▶ [Task to carry out]
Exactly as written, please set down all of the entries again, with no pictures.

▶ [Information supplied]
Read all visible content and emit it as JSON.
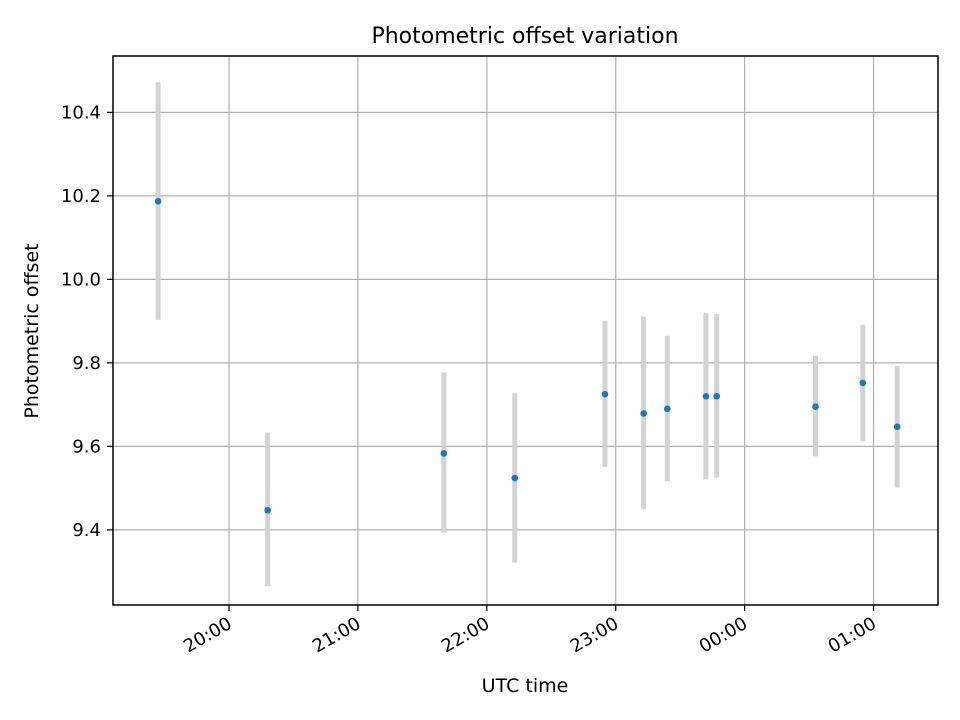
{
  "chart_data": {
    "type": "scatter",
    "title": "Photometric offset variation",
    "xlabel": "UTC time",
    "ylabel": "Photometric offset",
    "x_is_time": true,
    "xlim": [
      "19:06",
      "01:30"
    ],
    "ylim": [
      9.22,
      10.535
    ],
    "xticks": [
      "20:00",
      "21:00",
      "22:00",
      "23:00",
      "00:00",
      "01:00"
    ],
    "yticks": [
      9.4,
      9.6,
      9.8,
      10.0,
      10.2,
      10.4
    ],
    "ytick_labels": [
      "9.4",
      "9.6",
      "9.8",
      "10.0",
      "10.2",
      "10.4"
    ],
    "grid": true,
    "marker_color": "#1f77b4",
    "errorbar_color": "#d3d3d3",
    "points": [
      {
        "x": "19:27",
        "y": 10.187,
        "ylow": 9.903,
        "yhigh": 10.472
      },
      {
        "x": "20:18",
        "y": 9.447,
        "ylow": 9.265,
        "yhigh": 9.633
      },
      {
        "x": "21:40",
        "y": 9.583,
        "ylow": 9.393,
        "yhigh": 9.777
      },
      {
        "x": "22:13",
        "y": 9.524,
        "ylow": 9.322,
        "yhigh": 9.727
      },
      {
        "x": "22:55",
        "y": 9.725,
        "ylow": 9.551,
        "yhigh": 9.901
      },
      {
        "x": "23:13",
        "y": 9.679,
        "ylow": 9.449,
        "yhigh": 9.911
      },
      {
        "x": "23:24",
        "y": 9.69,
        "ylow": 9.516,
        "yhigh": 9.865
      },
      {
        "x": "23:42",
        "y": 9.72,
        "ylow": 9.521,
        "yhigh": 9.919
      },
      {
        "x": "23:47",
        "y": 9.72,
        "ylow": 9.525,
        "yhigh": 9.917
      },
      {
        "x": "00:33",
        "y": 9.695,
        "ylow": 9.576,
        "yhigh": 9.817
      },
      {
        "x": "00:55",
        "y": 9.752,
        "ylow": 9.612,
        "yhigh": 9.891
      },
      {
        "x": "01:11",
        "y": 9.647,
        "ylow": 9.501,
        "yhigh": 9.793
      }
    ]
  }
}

▶ [Output below]
Read all visible content and emit it as JSON.
{
  "chart_data": {
    "type": "scatter",
    "title": "Photometric offset variation",
    "xlabel": "UTC time",
    "ylabel": "Photometric offset",
    "x_is_time": true,
    "xlim": [
      "19:06",
      "01:30"
    ],
    "ylim": [
      9.22,
      10.535
    ],
    "xticks": [
      "20:00",
      "21:00",
      "22:00",
      "23:00",
      "00:00",
      "01:00"
    ],
    "yticks": [
      9.4,
      9.6,
      9.8,
      10.0,
      10.2,
      10.4
    ],
    "ytick_labels": [
      "9.4",
      "9.6",
      "9.8",
      "10.0",
      "10.2",
      "10.4"
    ],
    "grid": true,
    "marker_color": "#1f77b4",
    "errorbar_color": "#d3d3d3",
    "points": [
      {
        "x": "19:27",
        "y": 10.187,
        "ylow": 9.903,
        "yhigh": 10.472
      },
      {
        "x": "20:18",
        "y": 9.447,
        "ylow": 9.265,
        "yhigh": 9.633
      },
      {
        "x": "21:40",
        "y": 9.583,
        "ylow": 9.393,
        "yhigh": 9.777
      },
      {
        "x": "22:13",
        "y": 9.524,
        "ylow": 9.322,
        "yhigh": 9.727
      },
      {
        "x": "22:55",
        "y": 9.725,
        "ylow": 9.551,
        "yhigh": 9.901
      },
      {
        "x": "23:13",
        "y": 9.679,
        "ylow": 9.449,
        "yhigh": 9.911
      },
      {
        "x": "23:24",
        "y": 9.69,
        "ylow": 9.516,
        "yhigh": 9.865
      },
      {
        "x": "23:42",
        "y": 9.72,
        "ylow": 9.521,
        "yhigh": 9.919
      },
      {
        "x": "23:47",
        "y": 9.72,
        "ylow": 9.525,
        "yhigh": 9.917
      },
      {
        "x": "00:33",
        "y": 9.695,
        "ylow": 9.576,
        "yhigh": 9.817
      },
      {
        "x": "00:55",
        "y": 9.752,
        "ylow": 9.612,
        "yhigh": 9.891
      },
      {
        "x": "01:11",
        "y": 9.647,
        "ylow": 9.501,
        "yhigh": 9.793
      }
    ]
  }
}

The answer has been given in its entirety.